(Stored data)
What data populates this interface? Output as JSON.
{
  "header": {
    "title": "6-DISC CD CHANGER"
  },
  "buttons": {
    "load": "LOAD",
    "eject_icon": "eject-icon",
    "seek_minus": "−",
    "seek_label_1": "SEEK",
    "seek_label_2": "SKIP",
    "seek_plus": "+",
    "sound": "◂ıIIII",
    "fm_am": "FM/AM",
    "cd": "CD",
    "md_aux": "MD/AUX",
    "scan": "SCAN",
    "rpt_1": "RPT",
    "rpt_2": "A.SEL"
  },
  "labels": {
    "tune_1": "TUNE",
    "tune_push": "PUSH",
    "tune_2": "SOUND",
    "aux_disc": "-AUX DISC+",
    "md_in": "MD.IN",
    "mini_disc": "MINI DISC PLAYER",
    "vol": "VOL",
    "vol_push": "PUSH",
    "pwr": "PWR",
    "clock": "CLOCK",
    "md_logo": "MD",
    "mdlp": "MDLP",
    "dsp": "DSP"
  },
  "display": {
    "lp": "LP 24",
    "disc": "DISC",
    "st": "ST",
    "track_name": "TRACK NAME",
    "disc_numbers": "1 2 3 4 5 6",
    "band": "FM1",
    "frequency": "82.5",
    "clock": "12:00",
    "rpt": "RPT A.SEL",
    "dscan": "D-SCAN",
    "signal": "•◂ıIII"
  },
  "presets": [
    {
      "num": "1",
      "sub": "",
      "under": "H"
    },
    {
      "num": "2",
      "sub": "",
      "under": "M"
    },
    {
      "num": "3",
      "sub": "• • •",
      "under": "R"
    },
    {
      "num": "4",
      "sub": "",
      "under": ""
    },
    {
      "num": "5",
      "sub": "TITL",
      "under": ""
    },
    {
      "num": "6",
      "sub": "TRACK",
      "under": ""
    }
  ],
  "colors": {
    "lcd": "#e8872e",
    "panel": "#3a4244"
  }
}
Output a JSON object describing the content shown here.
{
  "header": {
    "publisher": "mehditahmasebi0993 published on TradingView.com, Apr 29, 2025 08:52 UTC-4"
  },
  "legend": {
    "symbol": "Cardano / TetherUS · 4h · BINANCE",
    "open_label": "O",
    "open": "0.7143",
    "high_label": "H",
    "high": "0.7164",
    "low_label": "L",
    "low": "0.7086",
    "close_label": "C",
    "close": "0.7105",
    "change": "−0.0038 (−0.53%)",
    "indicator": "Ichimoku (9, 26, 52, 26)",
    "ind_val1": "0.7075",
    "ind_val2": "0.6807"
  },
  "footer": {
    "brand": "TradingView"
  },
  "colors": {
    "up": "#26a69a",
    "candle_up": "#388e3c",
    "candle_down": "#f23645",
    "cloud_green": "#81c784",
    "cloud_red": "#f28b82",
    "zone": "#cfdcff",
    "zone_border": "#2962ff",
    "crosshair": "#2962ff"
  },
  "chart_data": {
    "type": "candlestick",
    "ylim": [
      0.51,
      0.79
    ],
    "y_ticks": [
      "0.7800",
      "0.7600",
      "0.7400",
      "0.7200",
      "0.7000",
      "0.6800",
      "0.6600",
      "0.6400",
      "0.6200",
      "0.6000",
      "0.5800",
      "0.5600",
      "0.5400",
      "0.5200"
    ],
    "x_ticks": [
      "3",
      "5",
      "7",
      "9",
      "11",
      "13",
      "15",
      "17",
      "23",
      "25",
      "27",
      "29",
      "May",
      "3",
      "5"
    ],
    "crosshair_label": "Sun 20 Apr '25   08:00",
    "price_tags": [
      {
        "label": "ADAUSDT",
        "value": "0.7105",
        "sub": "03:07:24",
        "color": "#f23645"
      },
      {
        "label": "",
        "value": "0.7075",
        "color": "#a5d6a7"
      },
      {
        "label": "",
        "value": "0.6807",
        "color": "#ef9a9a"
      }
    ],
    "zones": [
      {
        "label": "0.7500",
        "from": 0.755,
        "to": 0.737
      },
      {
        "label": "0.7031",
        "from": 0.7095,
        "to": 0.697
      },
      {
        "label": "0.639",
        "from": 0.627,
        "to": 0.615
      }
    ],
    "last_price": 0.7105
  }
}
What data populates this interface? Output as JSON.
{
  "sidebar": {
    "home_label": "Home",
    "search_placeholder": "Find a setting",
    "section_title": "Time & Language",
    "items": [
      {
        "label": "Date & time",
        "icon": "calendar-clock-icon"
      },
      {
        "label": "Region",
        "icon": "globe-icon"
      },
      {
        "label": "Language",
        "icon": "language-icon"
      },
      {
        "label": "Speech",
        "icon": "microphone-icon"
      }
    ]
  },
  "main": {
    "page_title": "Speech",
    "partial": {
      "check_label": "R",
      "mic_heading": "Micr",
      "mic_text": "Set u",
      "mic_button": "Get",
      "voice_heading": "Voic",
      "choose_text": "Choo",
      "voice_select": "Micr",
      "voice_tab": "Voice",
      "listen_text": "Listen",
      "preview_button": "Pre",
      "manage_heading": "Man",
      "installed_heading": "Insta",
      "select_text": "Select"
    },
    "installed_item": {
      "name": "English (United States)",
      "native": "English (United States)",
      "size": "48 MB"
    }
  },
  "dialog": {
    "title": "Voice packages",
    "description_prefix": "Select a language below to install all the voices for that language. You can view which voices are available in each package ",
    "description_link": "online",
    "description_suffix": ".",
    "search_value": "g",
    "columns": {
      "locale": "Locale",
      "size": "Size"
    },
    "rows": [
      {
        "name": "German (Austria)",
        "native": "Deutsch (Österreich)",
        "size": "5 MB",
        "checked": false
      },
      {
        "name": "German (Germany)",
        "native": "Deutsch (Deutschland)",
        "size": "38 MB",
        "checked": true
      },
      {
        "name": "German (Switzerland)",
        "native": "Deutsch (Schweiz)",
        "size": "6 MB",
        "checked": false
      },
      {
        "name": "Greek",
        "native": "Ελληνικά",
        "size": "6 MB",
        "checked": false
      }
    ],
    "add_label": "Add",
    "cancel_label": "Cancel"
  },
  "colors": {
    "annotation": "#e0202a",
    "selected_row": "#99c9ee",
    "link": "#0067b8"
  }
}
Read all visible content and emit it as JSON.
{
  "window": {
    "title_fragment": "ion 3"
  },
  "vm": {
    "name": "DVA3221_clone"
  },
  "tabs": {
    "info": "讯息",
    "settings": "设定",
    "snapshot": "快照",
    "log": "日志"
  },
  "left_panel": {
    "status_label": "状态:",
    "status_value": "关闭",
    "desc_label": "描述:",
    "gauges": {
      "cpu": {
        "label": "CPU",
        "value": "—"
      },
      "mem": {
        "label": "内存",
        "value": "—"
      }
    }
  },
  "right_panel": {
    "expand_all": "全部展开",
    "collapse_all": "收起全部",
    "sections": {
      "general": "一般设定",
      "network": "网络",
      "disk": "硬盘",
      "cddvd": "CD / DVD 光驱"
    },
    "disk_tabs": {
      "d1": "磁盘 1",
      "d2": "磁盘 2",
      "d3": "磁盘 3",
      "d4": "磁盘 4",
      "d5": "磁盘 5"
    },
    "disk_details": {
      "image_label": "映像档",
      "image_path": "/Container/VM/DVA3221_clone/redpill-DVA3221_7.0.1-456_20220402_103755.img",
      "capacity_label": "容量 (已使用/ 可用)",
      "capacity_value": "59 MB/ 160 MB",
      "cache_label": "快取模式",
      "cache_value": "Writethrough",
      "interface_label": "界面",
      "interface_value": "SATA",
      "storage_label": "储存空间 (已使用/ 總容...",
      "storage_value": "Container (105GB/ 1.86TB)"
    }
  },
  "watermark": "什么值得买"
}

What needs to be done ::
Reproduce the complete set of lines precisely as supplied.

Answer for the task ::
What data populates this interface? Output as JSON.
{
  "header": {
    "title": "6-DISC CD CHANGER"
  },
  "buttons": {
    "load": "LOAD",
    "eject_icon": "eject-icon",
    "seek_minus": "−",
    "seek_label_1": "SEEK",
    "seek_label_2": "SKIP",
    "seek_plus": "+",
    "sound": "◂ıIIII",
    "fm_am": "FM/AM",
    "cd": "CD",
    "md_aux": "MD/AUX",
    "scan": "SCAN",
    "rpt_1": "RPT",
    "rpt_2": "A.SEL"
  },
  "labels": {
    "tune_1": "TUNE",
    "tune_push": "PUSH",
    "tune_2": "SOUND",
    "aux_disc": "-AUX DISC+",
    "md_in": "MD.IN",
    "mini_disc": "MINI DISC PLAYER",
    "vol": "VOL",
    "vol_push": "PUSH",
    "pwr": "PWR",
    "clock": "CLOCK",
    "md_logo": "MD",
    "mdlp": "MDLP",
    "dsp": "DSP"
  },
  "display": {
    "lp": "LP 24",
    "disc": "DISC",
    "st": "ST",
    "track_name": "TRACK NAME",
    "disc_numbers": "1 2 3 4 5 6",
    "band": "FM1",
    "frequency": "82.5",
    "clock": "12:00",
    "rpt": "RPT A.SEL",
    "dscan": "D-SCAN",
    "signal": "•◂ıIII"
  },
  "presets": [
    {
      "num": "1",
      "sub": "",
      "under": "H"
    },
    {
      "num": "2",
      "sub": "",
      "under": "M"
    },
    {
      "num": "3",
      "sub": "• • •",
      "under": "R"
    },
    {
      "num": "4",
      "sub": "",
      "under": ""
    },
    {
      "num": "5",
      "sub": "TITL",
      "under": ""
    },
    {
      "num": "6",
      "sub": "TRACK",
      "under": ""
    }
  ],
  "colors": {
    "lcd": "#e8872e",
    "panel": "#3a4244"
  }
}
Output a JSON object describing the content shown here.
{
  "header": {
    "publisher": "mehditahmasebi0993 published on TradingView.com, Apr 29, 2025 08:52 UTC-4"
  },
  "legend": {
    "symbol": "Cardano / TetherUS · 4h · BINANCE",
    "open_label": "O",
    "open": "0.7143",
    "high_label": "H",
    "high": "0.7164",
    "low_label": "L",
    "low": "0.7086",
    "close_label": "C",
    "close": "0.7105",
    "change": "−0.0038 (−0.53%)",
    "indicator": "Ichimoku (9, 26, 52, 26)",
    "ind_val1": "0.7075",
    "ind_val2": "0.6807"
  },
  "footer": {
    "brand": "TradingView"
  },
  "colors": {
    "up": "#26a69a",
    "candle_up": "#388e3c",
    "candle_down": "#f23645",
    "cloud_green": "#81c784",
    "cloud_red": "#f28b82",
    "zone": "#cfdcff",
    "zone_border": "#2962ff",
    "crosshair": "#2962ff"
  },
  "chart_data": {
    "type": "candlestick",
    "ylim": [
      0.51,
      0.79
    ],
    "y_ticks": [
      "0.7800",
      "0.7600",
      "0.7400",
      "0.7200",
      "0.7000",
      "0.6800",
      "0.6600",
      "0.6400",
      "0.6200",
      "0.6000",
      "0.5800",
      "0.5600",
      "0.5400",
      "0.5200"
    ],
    "x_ticks": [
      "3",
      "5",
      "7",
      "9",
      "11",
      "13",
      "15",
      "17",
      "23",
      "25",
      "27",
      "29",
      "May",
      "3",
      "5"
    ],
    "crosshair_label": "Sun 20 Apr '25   08:00",
    "price_tags": [
      {
        "label": "ADAUSDT",
        "value": "0.7105",
        "sub": "03:07:24",
        "color": "#f23645"
      },
      {
        "label": "",
        "value": "0.7075",
        "color": "#a5d6a7"
      },
      {
        "label": "",
        "value": "0.6807",
        "color": "#ef9a9a"
      }
    ],
    "zones": [
      {
        "label": "0.7500",
        "from": 0.755,
        "to": 0.737
      },
      {
        "label": "0.7031",
        "from": 0.7095,
        "to": 0.697
      },
      {
        "label": "0.639",
        "from": 0.627,
        "to": 0.615
      }
    ],
    "last_price": 0.7105
  }
}
What data populates this interface? Output as JSON.
{
  "sidebar": {
    "home_label": "Home",
    "search_placeholder": "Find a setting",
    "section_title": "Time & Language",
    "items": [
      {
        "label": "Date & time",
        "icon": "calendar-clock-icon"
      },
      {
        "label": "Region",
        "icon": "globe-icon"
      },
      {
        "label": "Language",
        "icon": "language-icon"
      },
      {
        "label": "Speech",
        "icon": "microphone-icon"
      }
    ]
  },
  "main": {
    "page_title": "Speech",
    "partial": {
      "check_label": "R",
      "mic_heading": "Micr",
      "mic_text": "Set u",
      "mic_button": "Get",
      "voice_heading": "Voic",
      "choose_text": "Choo",
      "voice_select": "Micr",
      "voice_tab": "Voice",
      "listen_text": "Listen",
      "preview_button": "Pre",
      "manage_heading": "Man",
      "installed_heading": "Insta",
      "select_text": "Select"
    },
    "installed_item": {
      "name": "English (United States)",
      "native": "English (United States)",
      "size": "48 MB"
    }
  },
  "dialog": {
    "title": "Voice packages",
    "description_prefix": "Select a language below to install all the voices for that language. You can view which voices are available in each package ",
    "description_link": "online",
    "description_suffix": ".",
    "search_value": "g",
    "columns": {
      "locale": "Locale",
      "size": "Size"
    },
    "rows": [
      {
        "name": "German (Austria)",
        "native": "Deutsch (Österreich)",
        "size": "5 MB",
        "checked": false
      },
      {
        "name": "German (Germany)",
        "native": "Deutsch (Deutschland)",
        "size": "38 MB",
        "checked": true
      },
      {
        "name": "German (Switzerland)",
        "native": "Deutsch (Schweiz)",
        "size": "6 MB",
        "checked": false
      },
      {
        "name": "Greek",
        "native": "Ελληνικά",
        "size": "6 MB",
        "checked": false
      }
    ],
    "add_label": "Add",
    "cancel_label": "Cancel"
  },
  "colors": {
    "annotation": "#e0202a",
    "selected_row": "#99c9ee",
    "link": "#0067b8"
  }
}
Read all visible content and emit it as JSON.
{
  "window": {
    "title_fragment": "ion 3"
  },
  "vm": {
    "name": "DVA3221_clone"
  },
  "tabs": {
    "info": "讯息",
    "settings": "设定",
    "snapshot": "快照",
    "log": "日志"
  },
  "left_panel": {
    "status_label": "状态:",
    "status_value": "关闭",
    "desc_label": "描述:",
    "gauges": {
      "cpu": {
        "label": "CPU",
        "value": "—"
      },
      "mem": {
        "label": "内存",
        "value": "—"
      }
    }
  },
  "right_panel": {
    "expand_all": "全部展开",
    "collapse_all": "收起全部",
    "sections": {
      "general": "一般设定",
      "network": "网络",
      "disk": "硬盘",
      "cddvd": "CD / DVD 光驱"
    },
    "disk_tabs": {
      "d1": "磁盘 1",
      "d2": "磁盘 2",
      "d3": "磁盘 3",
      "d4": "磁盘 4",
      "d5": "磁盘 5"
    },
    "disk_details": {
      "image_label": "映像档",
      "image_path": "/Container/VM/DVA3221_clone/redpill-DVA3221_7.0.1-456_20220402_103755.img",
      "capacity_label": "容量 (已使用/ 可用)",
      "capacity_value": "59 MB/ 160 MB",
      "cache_label": "快取模式",
      "cache_value": "Writethrough",
      "interface_label": "界面",
      "interface_value": "SATA",
      "storage_label": "储存空间 (已使用/ 總容...",
      "storage_value": "Container (105GB/ 1.86TB)"
    }
  },
  "watermark": "什么值得买"
}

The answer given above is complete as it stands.